━━ SUPPLIED INFORMATION ━━
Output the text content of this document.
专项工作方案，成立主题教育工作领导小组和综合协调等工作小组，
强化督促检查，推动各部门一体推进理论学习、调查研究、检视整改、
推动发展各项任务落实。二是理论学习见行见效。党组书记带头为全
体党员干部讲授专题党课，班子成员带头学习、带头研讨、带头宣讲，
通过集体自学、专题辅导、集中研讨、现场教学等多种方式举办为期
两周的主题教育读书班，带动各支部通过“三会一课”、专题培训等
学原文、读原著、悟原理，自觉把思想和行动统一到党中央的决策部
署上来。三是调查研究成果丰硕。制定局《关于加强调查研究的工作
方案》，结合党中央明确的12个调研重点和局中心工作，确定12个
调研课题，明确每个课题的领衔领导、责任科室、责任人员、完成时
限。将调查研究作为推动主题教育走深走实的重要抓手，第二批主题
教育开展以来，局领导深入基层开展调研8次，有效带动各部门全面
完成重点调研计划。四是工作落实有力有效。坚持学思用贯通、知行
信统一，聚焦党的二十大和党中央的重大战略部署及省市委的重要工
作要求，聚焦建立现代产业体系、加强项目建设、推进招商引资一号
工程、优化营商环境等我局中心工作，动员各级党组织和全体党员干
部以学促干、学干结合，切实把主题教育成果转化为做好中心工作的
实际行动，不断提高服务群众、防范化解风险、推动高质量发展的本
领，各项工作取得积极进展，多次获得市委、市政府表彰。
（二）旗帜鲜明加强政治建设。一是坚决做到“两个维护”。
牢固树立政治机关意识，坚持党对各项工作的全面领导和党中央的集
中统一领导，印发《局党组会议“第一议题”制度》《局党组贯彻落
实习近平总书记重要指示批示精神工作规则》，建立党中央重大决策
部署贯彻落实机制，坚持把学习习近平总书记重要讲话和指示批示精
━━━
▶ REQUIREMENT:
Write each line above out exactly.

▶ RESULT FOR THIS TASK:
Output the text content of this document.
专项工作方案，成立主题教育工作领导小组和综合协调等工作小组，
强化督促检查，推动各部门一体推进理论学习、调查研究、检视整改、
推动发展各项任务落实。二是理论学习见行见效。党组书记带头为全
体党员干部讲授专题党课，班子成员带头学习、带头研讨、带头宣讲，
通过集体自学、专题辅导、集中研讨、现场教学等多种方式举办为期
两周的主题教育读书班，带动各支部通过“三会一课”、专题培训等
学原文、读原著、悟原理，自觉把思想和行动统一到党中央的决策部
署上来。三是调查研究成果丰硕。制定局《关于加强调查研究的工作
方案》，结合党中央明确的12个调研重点和局中心工作，确定12个
调研课题，明确每个课题的领衔领导、责任科室、责任人员、完成时
限。将调查研究作为推动主题教育走深走实的重要抓手，第二批主题
教育开展以来，局领导深入基层开展调研8次，有效带动各部门全面
完成重点调研计划。四是工作落实有力有效。坚持学思用贯通、知行
信统一，聚焦党的二十大和党中央的重大战略部署及省市委的重要工
作要求，聚焦建立现代产业体系、加强项目建设、推进招商引资一号
工程、优化营商环境等我局中心工作，动员各级党组织和全体党员干
部以学促干、学干结合，切实把主题教育成果转化为做好中心工作的
实际行动，不断提高服务群众、防范化解风险、推动高质量发展的本
领，各项工作取得积极进展，多次获得市委、市政府表彰。
（二）旗帜鲜明加强政治建设。一是坚决做到“两个维护”。
牢固树立政治机关意识，坚持党对各项工作的全面领导和党中央的集
中统一领导，印发《局党组会议“第一议题”制度》《局党组贯彻落
实习近平总书记重要指示批示精神工作规则》，建立党中央重大决策
部署贯彻落实机制，坚持把学习习近平总书记重要讲话和指示批示精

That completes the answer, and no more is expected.